● Exercise aim
Do not include the pictures; repeat the rest of the data exactly.

[Data entries]
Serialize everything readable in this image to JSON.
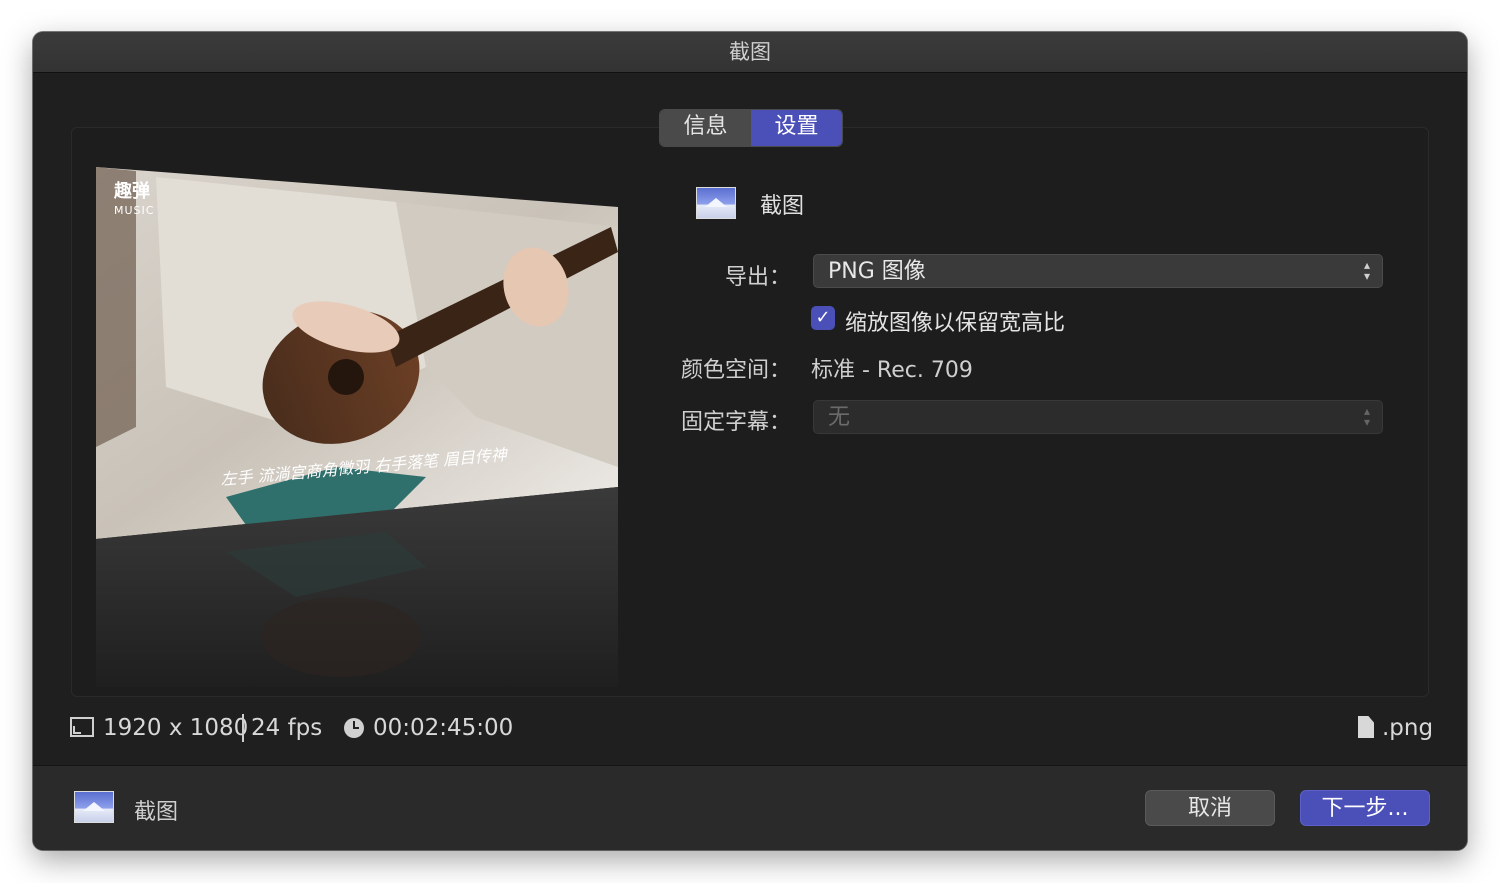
{
  "window": {
    "title": "截图"
  },
  "tabs": [
    {
      "label": "信息",
      "active": false
    },
    {
      "label": "设置",
      "active": true
    }
  ],
  "preview": {
    "watermark_title": "趣弹",
    "watermark_sub": "MUSIC",
    "subtitle_text": "左手 流淌宫商角徵羽 右手落笔 眉目传神"
  },
  "settings": {
    "preset_name": "截图",
    "export_label": "导出：",
    "export_value": "PNG 图像",
    "scale_checkbox_label": "缩放图像以保留宽高比",
    "scale_checked": true,
    "color_space_label": "颜色空间：",
    "color_space_value": "标准 - Rec. 709",
    "burn_in_label": "固定字幕：",
    "burn_in_value": "无"
  },
  "info": {
    "resolution": "1920 x 1080",
    "fps": "24 fps",
    "duration": "00:02:45:00",
    "extension": ".png"
  },
  "footer": {
    "preset_name": "截图",
    "cancel_label": "取消",
    "next_label": "下一步..."
  },
  "colors": {
    "accent": "#4b4fb8",
    "window_bg": "#1f1f1f",
    "titlebar_bg": "#353535",
    "footer_bg": "#2a2a2a"
  }
}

● Result for this task
Serialize everything readable in this image to JSON.
{
  "window": {
    "title": "截图"
  },
  "tabs": [
    {
      "label": "信息",
      "active": false
    },
    {
      "label": "设置",
      "active": true
    }
  ],
  "preview": {
    "watermark_title": "趣弹",
    "watermark_sub": "MUSIC",
    "subtitle_text": "左手 流淌宫商角徵羽 右手落笔 眉目传神"
  },
  "settings": {
    "preset_name": "截图",
    "export_label": "导出：",
    "export_value": "PNG 图像",
    "scale_checkbox_label": "缩放图像以保留宽高比",
    "scale_checked": true,
    "color_space_label": "颜色空间：",
    "color_space_value": "标准 - Rec. 709",
    "burn_in_label": "固定字幕：",
    "burn_in_value": "无"
  },
  "info": {
    "resolution": "1920 x 1080",
    "fps": "24 fps",
    "duration": "00:02:45:00",
    "extension": ".png"
  },
  "footer": {
    "preset_name": "截图",
    "cancel_label": "取消",
    "next_label": "下一步..."
  },
  "colors": {
    "accent": "#4b4fb8",
    "window_bg": "#1f1f1f",
    "titlebar_bg": "#353535",
    "footer_bg": "#2a2a2a"
  }
}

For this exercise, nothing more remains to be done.